→ **TASK DESCRIPTION**
Filter out everything except lines holding "title".

→ **THE INPUT**
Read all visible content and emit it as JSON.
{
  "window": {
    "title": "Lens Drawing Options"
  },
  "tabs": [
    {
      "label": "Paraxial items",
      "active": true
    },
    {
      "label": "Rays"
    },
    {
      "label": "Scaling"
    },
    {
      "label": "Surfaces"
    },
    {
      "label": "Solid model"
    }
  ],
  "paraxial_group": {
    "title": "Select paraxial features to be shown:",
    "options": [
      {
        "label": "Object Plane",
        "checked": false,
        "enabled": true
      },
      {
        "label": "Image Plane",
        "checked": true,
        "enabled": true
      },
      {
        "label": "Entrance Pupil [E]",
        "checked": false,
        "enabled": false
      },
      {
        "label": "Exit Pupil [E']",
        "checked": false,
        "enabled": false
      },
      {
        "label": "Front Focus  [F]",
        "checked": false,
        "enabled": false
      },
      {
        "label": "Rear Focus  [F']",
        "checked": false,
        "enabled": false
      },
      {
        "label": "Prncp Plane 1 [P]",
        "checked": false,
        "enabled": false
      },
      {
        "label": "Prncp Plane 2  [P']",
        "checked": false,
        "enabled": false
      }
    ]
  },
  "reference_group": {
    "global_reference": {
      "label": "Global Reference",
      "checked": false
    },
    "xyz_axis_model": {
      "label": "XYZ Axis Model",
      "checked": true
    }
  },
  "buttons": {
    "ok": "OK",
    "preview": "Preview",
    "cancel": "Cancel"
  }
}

→ **RESULT OF THE EXERCISE**
    "title": "Lens Drawing Options"
    "title": "Select paraxial features to be shown:",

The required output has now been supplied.